▶ JOB: Go through the entries and transcribe each one exactly, dropping the pictures.

:: SOURCE RECORDS

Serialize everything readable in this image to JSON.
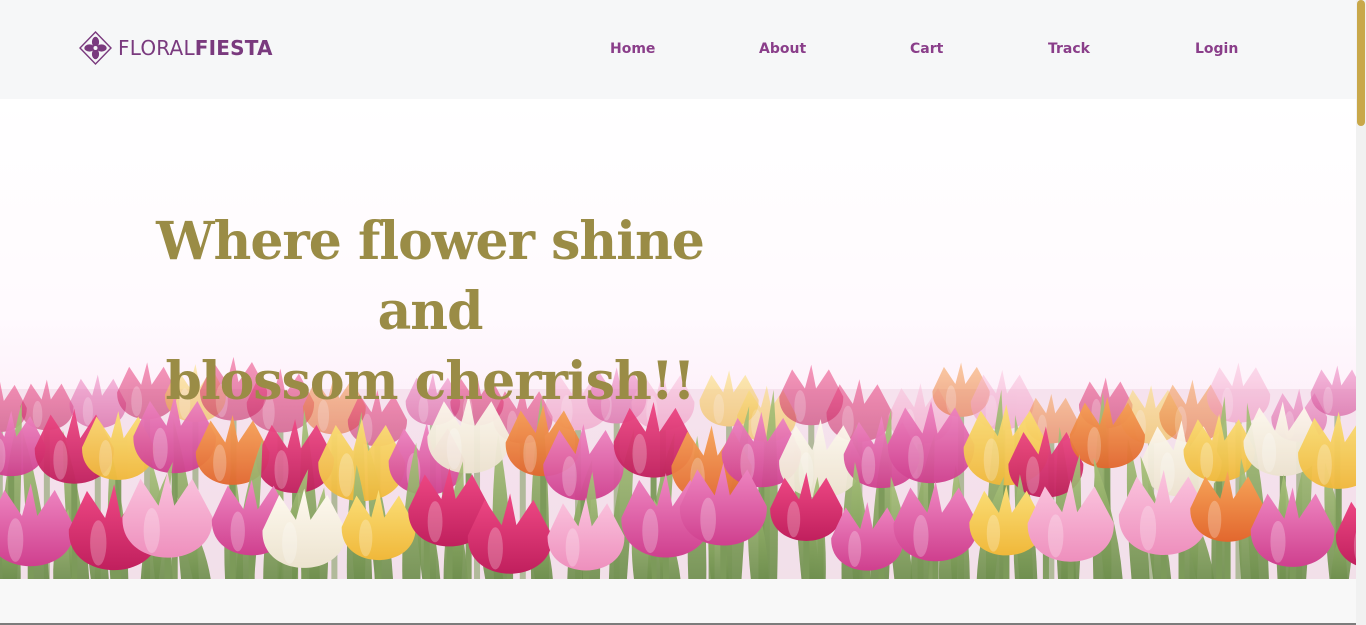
{
  "brand": {
    "name_light": "FLORAL",
    "name_bold": "FIESTA",
    "logo_icon": "flower-diamond-logo",
    "color": "#7a3a7e"
  },
  "nav": {
    "items": [
      {
        "label": "Home"
      },
      {
        "label": "About"
      },
      {
        "label": "Cart"
      },
      {
        "label": "Track"
      },
      {
        "label": "Login"
      }
    ],
    "color": "#8a3e8a"
  },
  "hero": {
    "heading_line1": "Where flower shine and",
    "heading_line2": "blossom cherrish!!",
    "heading_color": "#9a8c46",
    "background_image": "tulip-field"
  },
  "scrollbar": {
    "thumb_color": "#c9a84a"
  }
}
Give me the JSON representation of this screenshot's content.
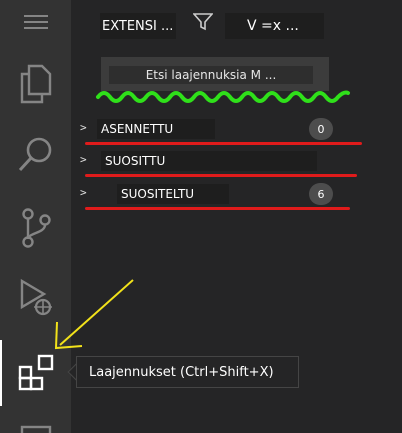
{
  "activity_bar": {
    "items": [
      {
        "name": "menu",
        "icon": "menu-icon"
      },
      {
        "name": "explorer",
        "icon": "files-icon"
      },
      {
        "name": "search",
        "icon": "search-icon"
      },
      {
        "name": "source-control",
        "icon": "source-control-icon"
      },
      {
        "name": "run-debug",
        "icon": "run-debug-icon"
      },
      {
        "name": "extensions",
        "icon": "extensions-icon",
        "active": true
      },
      {
        "name": "remote",
        "icon": "remote-explorer-icon"
      }
    ]
  },
  "sidebar": {
    "title": "EXTENSI ...",
    "filter_icon": "filter-icon",
    "views_label": "V =x ...",
    "search": {
      "placeholder": "Etsi laajennuksia M ..."
    },
    "sections": [
      {
        "label": "ASENNETTU",
        "chevron": ">",
        "count": "0"
      },
      {
        "label": "SUOSITTU",
        "chevron": ">",
        "count": ""
      },
      {
        "label": "SUOSITELTU",
        "chevron": ">",
        "count": "6"
      }
    ]
  },
  "tooltip": {
    "text": "Laajennukset (Ctrl+Shift+X)"
  },
  "annotations": {
    "squiggle_color": "#2fe01a",
    "underline_color": "#e01b1b",
    "arrow_color": "#f2e21a"
  },
  "colors": {
    "activity_bar_bg": "#333333",
    "sidebar_bg": "#252526",
    "active_indicator": "#ffffff"
  }
}
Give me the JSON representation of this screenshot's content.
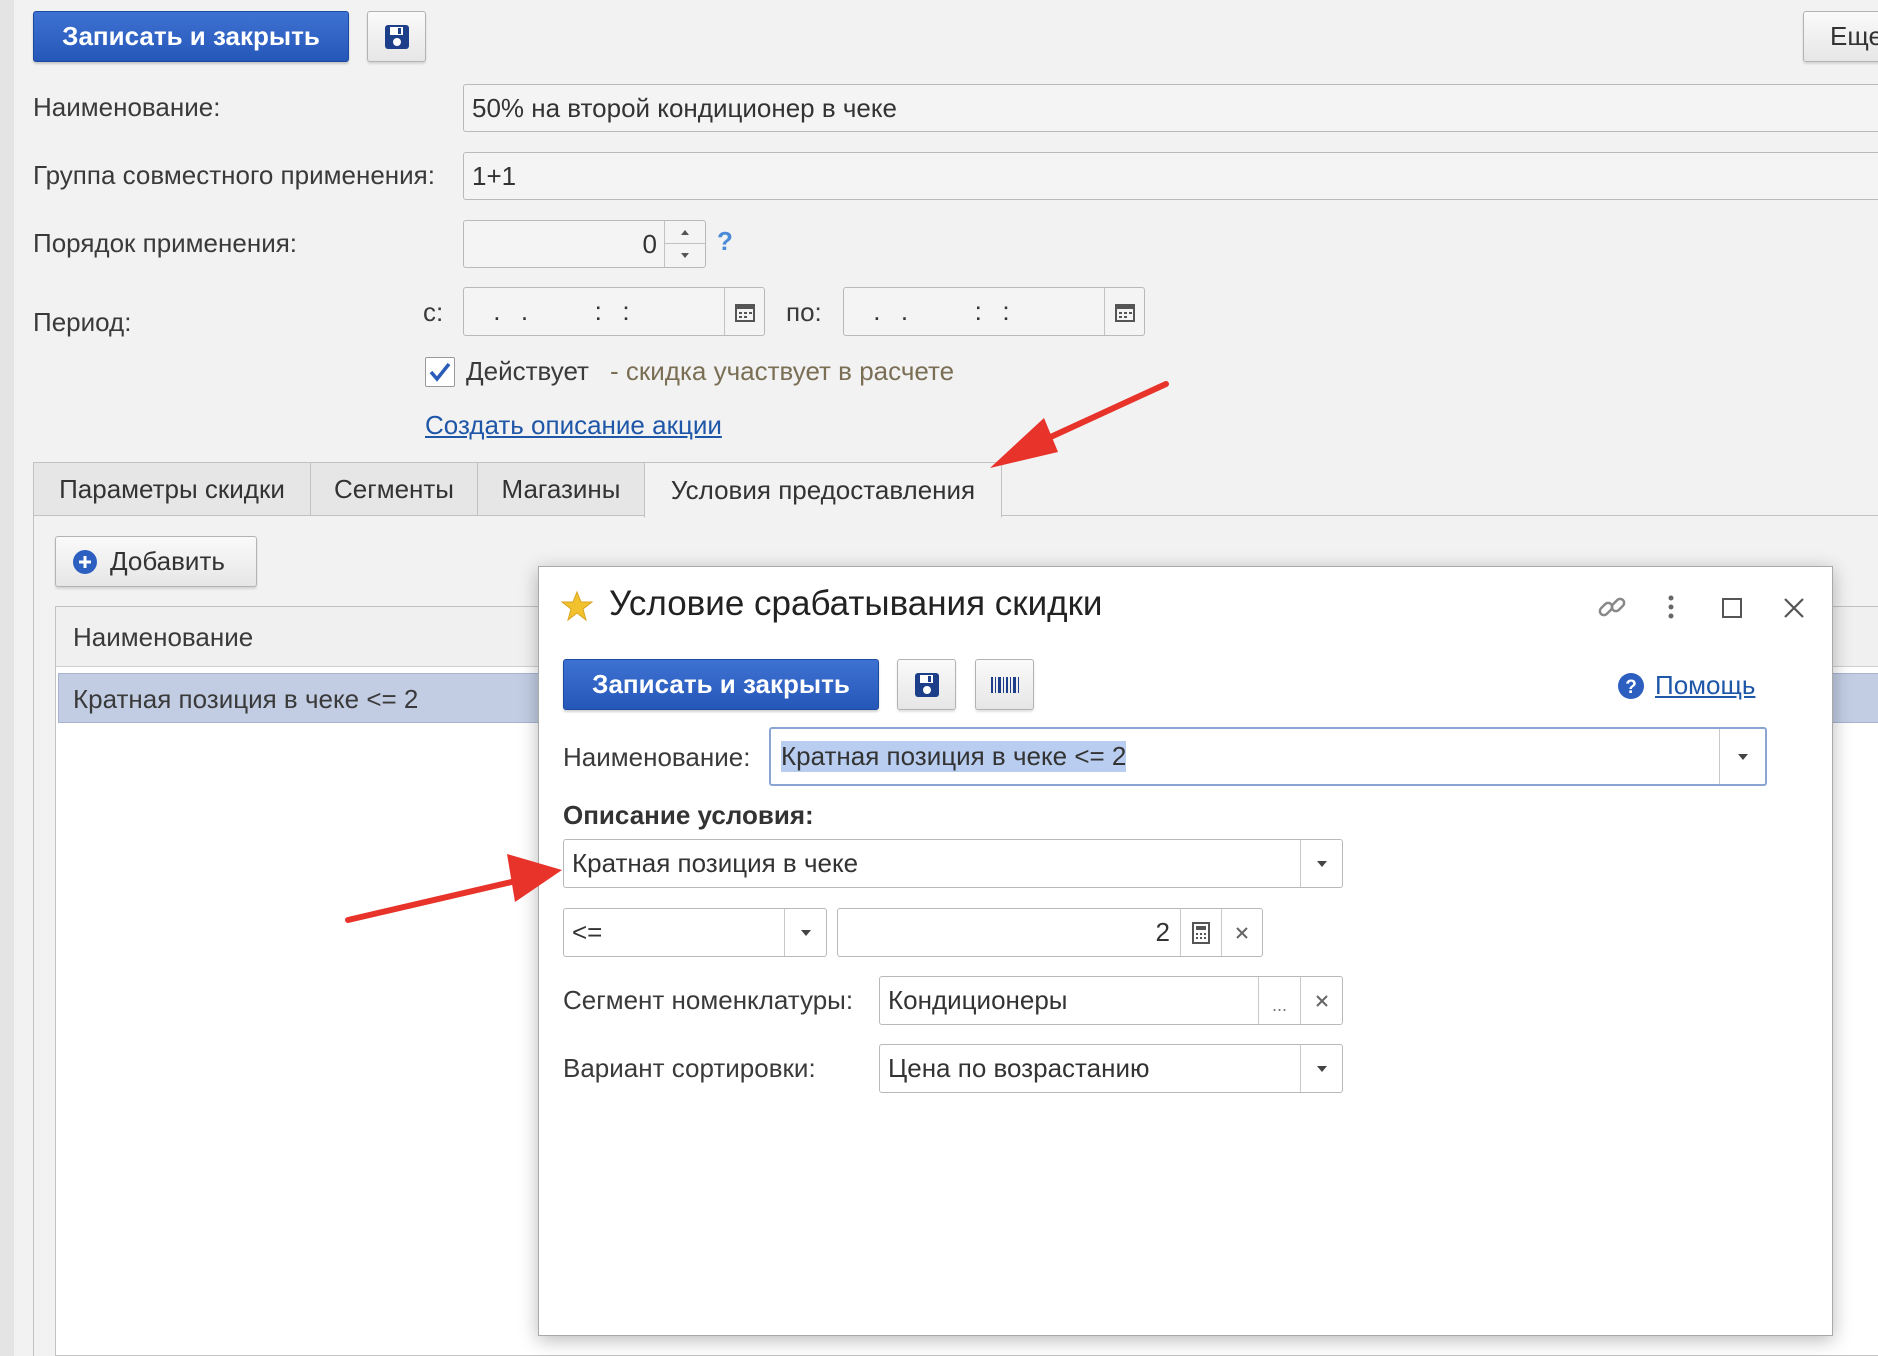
{
  "toolbar": {
    "save_close_label": "Записать и закрыть",
    "more_label": "Еще"
  },
  "form": {
    "name_label": "Наименование:",
    "name_value": "50% на второй кондиционер в чеке",
    "group_label": "Группа совместного применения:",
    "group_value": "1+1",
    "order_label": "Порядок применения:",
    "order_value": "0",
    "help_mark": "?",
    "period_label": "Период:",
    "from_label": "с:",
    "from_value": " .  .       :  :",
    "to_label": "по:",
    "to_value": " .  .       :  :",
    "active_label": "Действует",
    "active_checked": true,
    "active_hint": "- скидка участвует в расчете",
    "create_description_link": "Создать описание акции"
  },
  "tabs": [
    {
      "label": "Параметры скидки",
      "active": false
    },
    {
      "label": "Сегменты",
      "active": false
    },
    {
      "label": "Магазины",
      "active": false
    },
    {
      "label": "Условия предоставления",
      "active": true
    }
  ],
  "conditions": {
    "add_label": "Добавить",
    "column_header": "Наименование",
    "rows": [
      "Кратная позиция в чеке <= 2"
    ]
  },
  "dialog": {
    "title": "Условие срабатывания скидки",
    "save_close_label": "Записать и закрыть",
    "help_label": "Помощь",
    "name_label": "Наименование:",
    "name_value": "Кратная позиция в чеке <= 2",
    "description_heading": "Описание условия:",
    "condition_type": "Кратная позиция в чеке",
    "comparison": "<=",
    "comparison_value": "2",
    "segment_label": "Сегмент номенклатуры:",
    "segment_value": "Кондиционеры",
    "sort_label": "Вариант сортировки:",
    "sort_value": "Цена по возрастанию",
    "ellipsis": "..."
  },
  "colors": {
    "accent": "#2f62c4",
    "selected_row": "#c2cde3",
    "annotation_arrow": "#e8332a",
    "link": "#1f57a8",
    "hint": "#7a6f55"
  }
}
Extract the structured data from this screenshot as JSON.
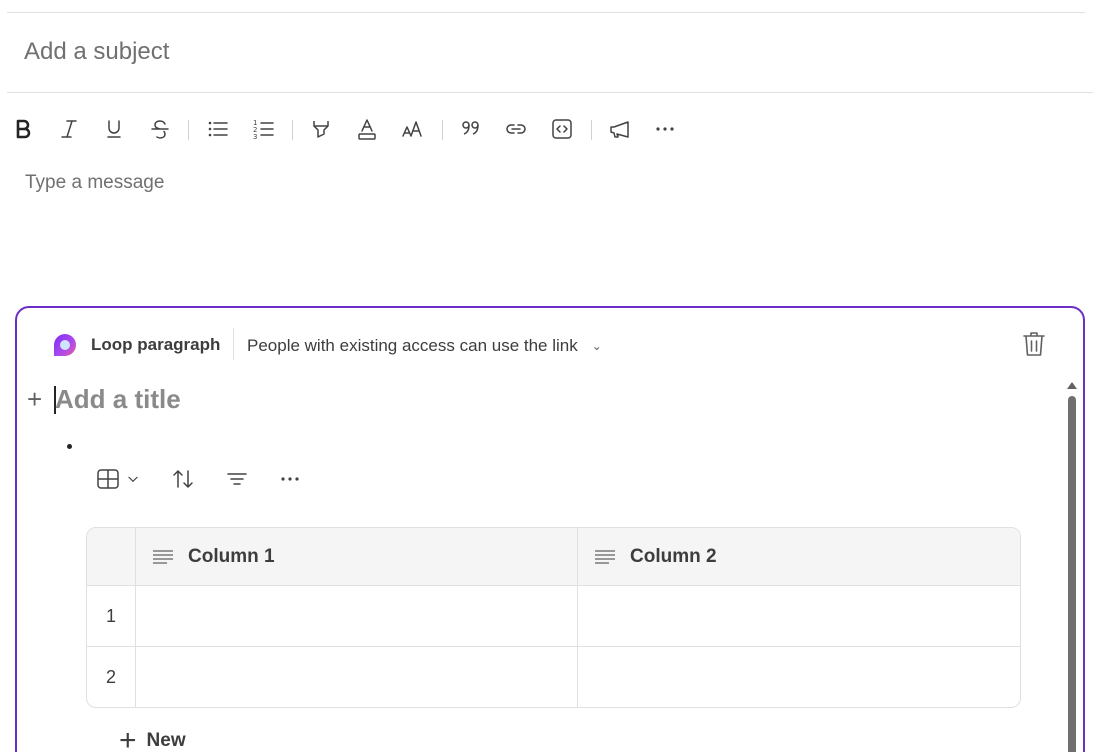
{
  "subject": {
    "placeholder": "Add a subject"
  },
  "message": {
    "placeholder": "Type a message"
  },
  "toolbar": {
    "icons": [
      "bold-icon",
      "italic-icon",
      "underline-icon",
      "strikethrough-icon",
      "bulleted-list-icon",
      "numbered-list-icon",
      "highlight-icon",
      "font-color-icon",
      "font-size-icon",
      "quote-icon",
      "link-icon",
      "code-snippet-icon",
      "announcement-icon",
      "more-options-icon"
    ]
  },
  "loop": {
    "name": "Loop paragraph",
    "access": "People with existing access can use the link",
    "title_placeholder": "Add a title",
    "accent": "#6b2fc8",
    "table": {
      "columns": [
        "Column 1",
        "Column 2"
      ],
      "rows": [
        {
          "index": "1",
          "cells": [
            "",
            ""
          ]
        },
        {
          "index": "2",
          "cells": [
            "",
            ""
          ]
        }
      ]
    },
    "new_label": "New"
  }
}
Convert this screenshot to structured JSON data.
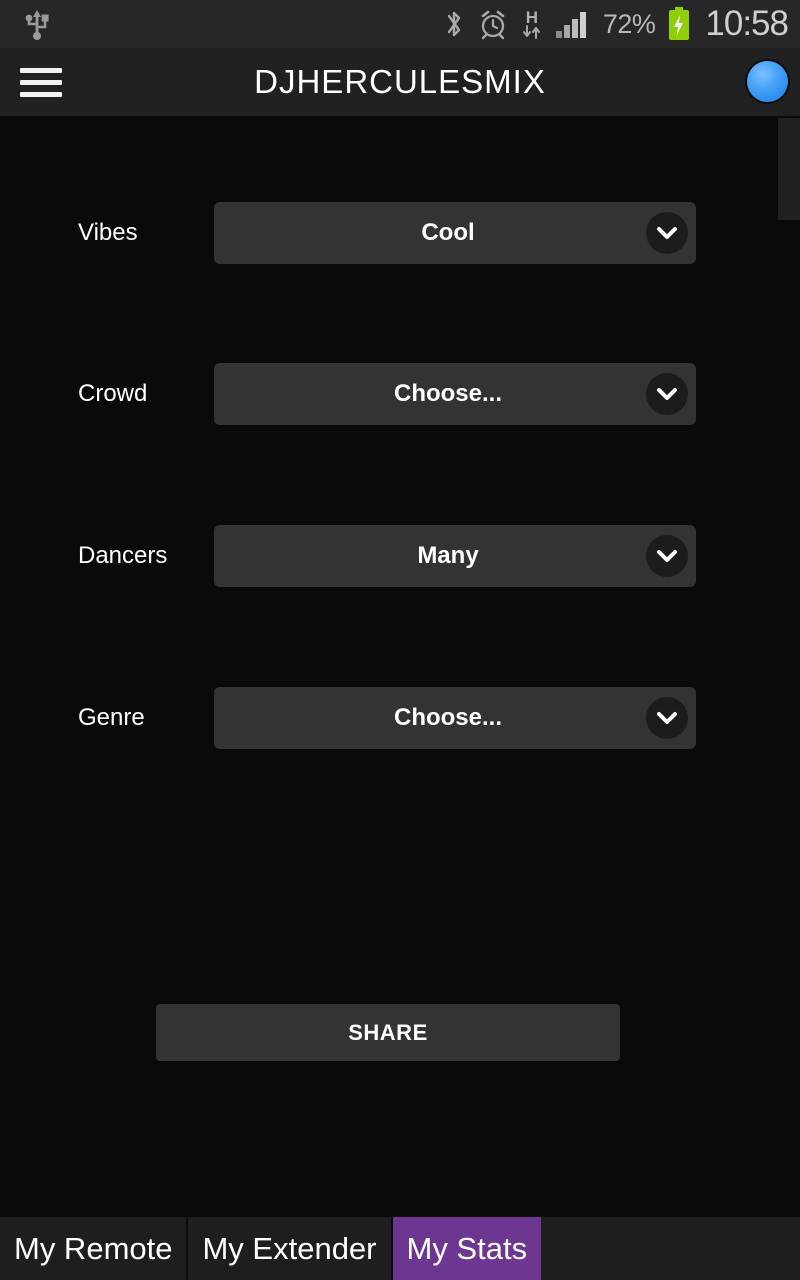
{
  "status_bar": {
    "usb_icon": "usb-icon",
    "bluetooth_icon": "bluetooth-icon",
    "alarm_icon": "alarm-clock-icon",
    "network_type": "H",
    "data_arrows_icon": "data-transfer-arrows-icon",
    "signal_icon": "signal-bars-icon",
    "battery_percent": "72%",
    "battery_icon": "battery-charging-icon",
    "clock": "10:58",
    "colors": {
      "bar_bg": "#272727",
      "icon": "#b0b0b0",
      "battery_green": "#8ecf0a"
    }
  },
  "title_bar": {
    "menu_icon": "hamburger-menu-icon",
    "title": "DJHERCULESMIX",
    "avatar_icon": "user-avatar-icon",
    "colors": {
      "bar_bg": "#212121",
      "avatar": "#4aa3f7"
    }
  },
  "form": {
    "rows": [
      {
        "label": "Vibes",
        "value": "Cool",
        "chevron_icon": "chevron-down-icon"
      },
      {
        "label": "Crowd",
        "value": "Choose...",
        "chevron_icon": "chevron-down-icon"
      },
      {
        "label": "Dancers",
        "value": "Many",
        "chevron_icon": "chevron-down-icon"
      },
      {
        "label": "Genre",
        "value": "Choose...",
        "chevron_icon": "chevron-down-icon"
      }
    ],
    "share_label": "SHARE"
  },
  "scrollbar": {
    "name": "vertical-scrollbar"
  },
  "tab_bar": {
    "tabs": [
      {
        "label": "My Remote",
        "active": false
      },
      {
        "label": "My Extender",
        "active": false
      },
      {
        "label": "My Stats",
        "active": true
      }
    ],
    "active_color": "#6d3791"
  }
}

::::

▶ OUTPUT FOR THIS TASK:
Serialize everything readable in this image to JSON.
{
  "brand": {
    "name_light": "FLORAL",
    "name_bold": "FIESTA",
    "logo_icon": "flower-diamond-logo",
    "color": "#7a3a7e"
  },
  "nav": {
    "items": [
      {
        "label": "Home"
      },
      {
        "label": "About"
      },
      {
        "label": "Cart"
      },
      {
        "label": "Track"
      },
      {
        "label": "Login"
      }
    ],
    "color": "#8a3e8a"
  },
  "hero": {
    "heading_line1": "Where flower shine and",
    "heading_line2": "blossom cherrish!!",
    "heading_color": "#9a8c46",
    "background_image": "tulip-field"
  },
  "scrollbar": {
    "thumb_color": "#c9a84a"
  }
}
Give me the JSON representation of this screenshot's content.
{
  "activity_bar": {
    "items": [
      {
        "name": "menu",
        "icon": "menu-icon"
      },
      {
        "name": "explorer",
        "icon": "files-icon"
      },
      {
        "name": "search",
        "icon": "search-icon"
      },
      {
        "name": "source-control",
        "icon": "source-control-icon"
      },
      {
        "name": "run-debug",
        "icon": "run-debug-icon"
      },
      {
        "name": "extensions",
        "icon": "extensions-icon",
        "active": true
      },
      {
        "name": "remote",
        "icon": "remote-explorer-icon"
      }
    ]
  },
  "sidebar": {
    "title": "EXTENSI ...",
    "filter_icon": "filter-icon",
    "views_label": "V =x ...",
    "search": {
      "placeholder": "Etsi laajennuksia M ..."
    },
    "sections": [
      {
        "label": "ASENNETTU",
        "chevron": ">",
        "count": "0"
      },
      {
        "label": "SUOSITTU",
        "chevron": ">",
        "count": ""
      },
      {
        "label": "SUOSITELTU",
        "chevron": ">",
        "count": "6"
      }
    ]
  },
  "tooltip": {
    "text": "Laajennukset (Ctrl+Shift+X)"
  },
  "annotations": {
    "squiggle_color": "#2fe01a",
    "underline_color": "#e01b1b",
    "arrow_color": "#f2e21a"
  },
  "colors": {
    "activity_bar_bg": "#333333",
    "sidebar_bg": "#252526",
    "active_indicator": "#ffffff"
  }
}
Give me the JSON representation of this screenshot's content.
{
  "toolbar": {
    "save_close_label": "Записать и закрыть",
    "more_label": "Еще"
  },
  "form": {
    "name_label": "Наименование:",
    "name_value": "50% на второй кондиционер в чеке",
    "group_label": "Группа совместного применения:",
    "group_value": "1+1",
    "order_label": "Порядок применения:",
    "order_value": "0",
    "help_mark": "?",
    "period_label": "Период:",
    "from_label": "с:",
    "from_value": " .  .       :  :",
    "to_label": "по:",
    "to_value": " .  .       :  :",
    "active_label": "Действует",
    "active_checked": true,
    "active_hint": "- скидка участвует в расчете",
    "create_description_link": "Создать описание акции"
  },
  "tabs": [
    {
      "label": "Параметры скидки",
      "active": false
    },
    {
      "label": "Сегменты",
      "active": false
    },
    {
      "label": "Магазины",
      "active": false
    },
    {
      "label": "Условия предоставления",
      "active": true
    }
  ],
  "conditions": {
    "add_label": "Добавить",
    "column_header": "Наименование",
    "rows": [
      "Кратная позиция в чеке <= 2"
    ]
  },
  "dialog": {
    "title": "Условие срабатывания скидки",
    "save_close_label": "Записать и закрыть",
    "help_label": "Помощь",
    "name_label": "Наименование:",
    "name_value": "Кратная позиция в чеке <= 2",
    "description_heading": "Описание условия:",
    "condition_type": "Кратная позиция в чеке",
    "comparison": "<=",
    "comparison_value": "2",
    "segment_label": "Сегмент номенклатуры:",
    "segment_value": "Кондиционеры",
    "sort_label": "Вариант сортировки:",
    "sort_value": "Цена по возрастанию",
    "ellipsis": "..."
  },
  "colors": {
    "accent": "#2f62c4",
    "selected_row": "#c2cde3",
    "annotation_arrow": "#e8332a",
    "link": "#1f57a8",
    "hint": "#7a6f55"
  }
}
Extract the structured data from this screenshot as JSON.
{
  "subject": {
    "placeholder": "Add a subject"
  },
  "message": {
    "placeholder": "Type a message"
  },
  "toolbar": {
    "icons": [
      "bold-icon",
      "italic-icon",
      "underline-icon",
      "strikethrough-icon",
      "bulleted-list-icon",
      "numbered-list-icon",
      "highlight-icon",
      "font-color-icon",
      "font-size-icon",
      "quote-icon",
      "link-icon",
      "code-snippet-icon",
      "announcement-icon",
      "more-options-icon"
    ]
  },
  "loop": {
    "name": "Loop paragraph",
    "access": "People with existing access can use the link",
    "title_placeholder": "Add a title",
    "accent": "#6b2fc8",
    "table": {
      "columns": [
        "Column 1",
        "Column 2"
      ],
      "rows": [
        {
          "index": "1",
          "cells": [
            "",
            ""
          ]
        },
        {
          "index": "2",
          "cells": [
            "",
            ""
          ]
        }
      ]
    },
    "new_label": "New"
  }
}
Convert this screenshot to structured JSON data.
{
  "status_bar": {
    "usb_icon": "usb-icon",
    "bluetooth_icon": "bluetooth-icon",
    "alarm_icon": "alarm-clock-icon",
    "network_type": "H",
    "data_arrows_icon": "data-transfer-arrows-icon",
    "signal_icon": "signal-bars-icon",
    "battery_percent": "72%",
    "battery_icon": "battery-charging-icon",
    "clock": "10:58",
    "colors": {
      "bar_bg": "#272727",
      "icon": "#b0b0b0",
      "battery_green": "#8ecf0a"
    }
  },
  "title_bar": {
    "menu_icon": "hamburger-menu-icon",
    "title": "DJHERCULESMIX",
    "avatar_icon": "user-avatar-icon",
    "colors": {
      "bar_bg": "#212121",
      "avatar": "#4aa3f7"
    }
  },
  "form": {
    "rows": [
      {
        "label": "Vibes",
        "value": "Cool",
        "chevron_icon": "chevron-down-icon"
      },
      {
        "label": "Crowd",
        "value": "Choose...",
        "chevron_icon": "chevron-down-icon"
      },
      {
        "label": "Dancers",
        "value": "Many",
        "chevron_icon": "chevron-down-icon"
      },
      {
        "label": "Genre",
        "value": "Choose...",
        "chevron_icon": "chevron-down-icon"
      }
    ],
    "share_label": "SHARE"
  },
  "scrollbar": {
    "name": "vertical-scrollbar"
  },
  "tab_bar": {
    "tabs": [
      {
        "label": "My Remote",
        "active": false
      },
      {
        "label": "My Extender",
        "active": false
      },
      {
        "label": "My Stats",
        "active": true
      }
    ],
    "active_color": "#6d3791"
  }
}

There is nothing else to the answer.